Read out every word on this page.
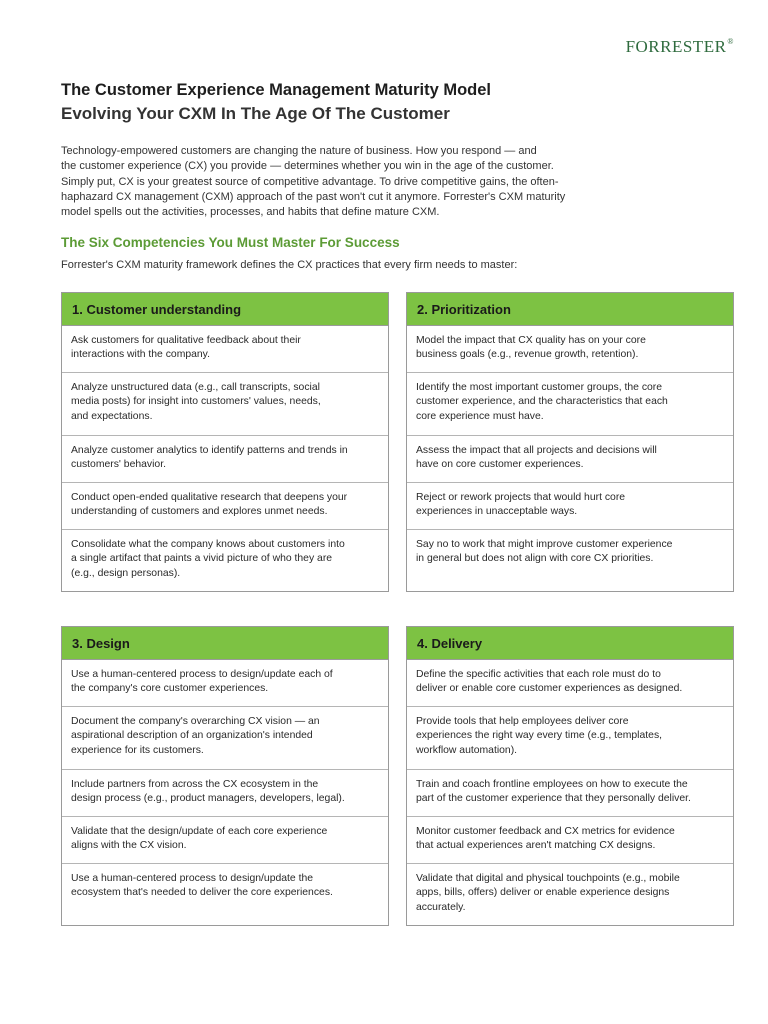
FORRESTER®
The Customer Experience Management Maturity Model
Evolving Your CXM In The Age Of The Customer
Technology-empowered customers are changing the nature of business. How you respond — and
the customer experience (CX) you provide — determines whether you win in the age of the customer.
Simply put, CX is your greatest source of competitive advantage. To drive competitive gains, the often-
haphazard CX management (CXM) approach of the past won't cut it anymore. Forrester's CXM maturity
model spells out the activities, processes, and habits that define mature CXM.
The Six Competencies You Must Master For Success
Forrester's CXM maturity framework defines the CX practices that every firm needs to master:
1. Customer understanding
Ask customers for qualitative feedback about their
interactions with the company.
Analyze unstructured data (e.g., call transcripts, social
media posts) for insight into customers' values, needs,
and expectations.
Analyze customer analytics to identify patterns and trends in
customers' behavior.
Conduct open-ended qualitative research that deepens your
understanding of customers and explores unmet needs.
Consolidate what the company knows about customers into
a single artifact that paints a vivid picture of who they are
(e.g., design personas).
2. Prioritization
Model the impact that CX quality has on your core
business goals (e.g., revenue growth, retention).
Identify the most important customer groups, the core
customer experience, and the characteristics that each
core experience must have.
Assess the impact that all projects and decisions will
have on core customer experiences.
Reject or rework projects that would hurt core
experiences in unacceptable ways.
Say no to work that might improve customer experience
in general but does not align with core CX priorities.
3. Design
Use a human-centered process to design/update each of
the company's core customer experiences.
Document the company's overarching CX vision — an
aspirational description of an organization's intended
experience for its customers.
Include partners from across the CX ecosystem in the
design process (e.g., product managers, developers, legal).
Validate that the design/update of each core experience
aligns with the CX vision.
Use a human-centered process to design/update the
ecosystem that's needed to deliver the core experiences.
4. Delivery
Define the specific activities that each role must do to
deliver or enable core customer experiences as designed.
Provide tools that help employees deliver core
experiences the right way every time (e.g., templates,
workflow automation).
Train and coach frontline employees on how to execute the
part of the customer experience that they personally deliver.
Monitor customer feedback and CX metrics for evidence
that actual experiences aren't matching CX designs.
Validate that digital and physical touchpoints (e.g., mobile
apps, bills, offers) deliver or enable experience designs
accurately.
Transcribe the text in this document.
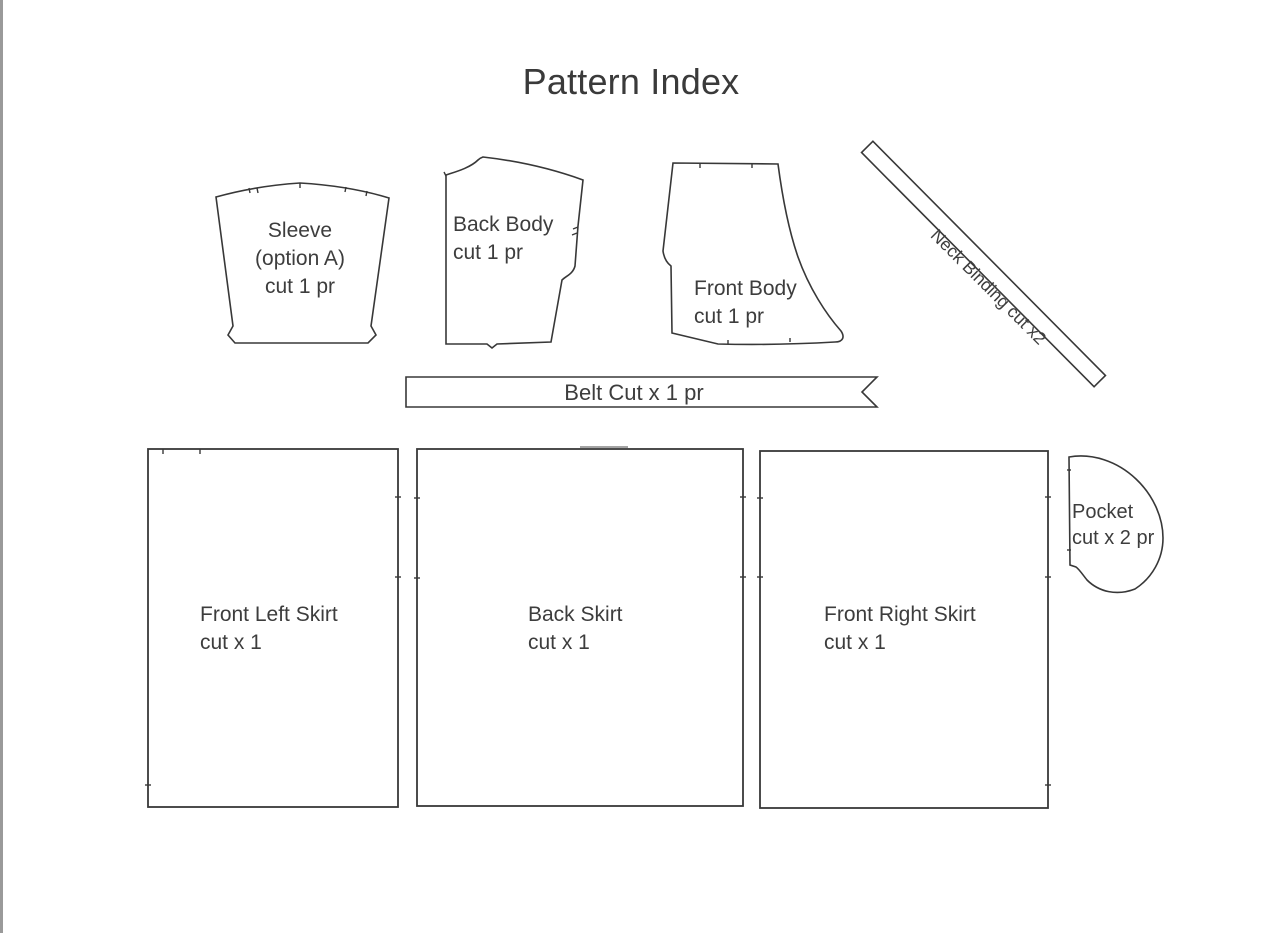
Pattern Index
Sleeve
(option A)
cut 1 pr
Back Body
cut 1 pr
Front Body
cut 1 pr	Neck Binding cut x2
Belt Cut x 1 pr
Front Left Skirt
cut x 1
Back Skirt
cut x 1
Front Right Skirt
cut x 1
Pocket
cut x 2 pr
+-------+
**WHAT THE TASK ASKS:**
Restate word for word only the lines from the one with "Transcribe the text in this document." through the last line of the material, both included. Any picture should be left out.

**RESULT OF THE TASK:**
Transcribe the text in this document.
Pattern Index
Sleeve
(option A)
cut 1 pr
Back Body
cut 1 pr
Front Body
cut 1 pr	Neck Binding cut x2
Belt Cut x 1 pr
Front Left Skirt
cut x 1
Back Skirt
cut x 1
Front Right Skirt
cut x 1
Pocket
cut x 2 pr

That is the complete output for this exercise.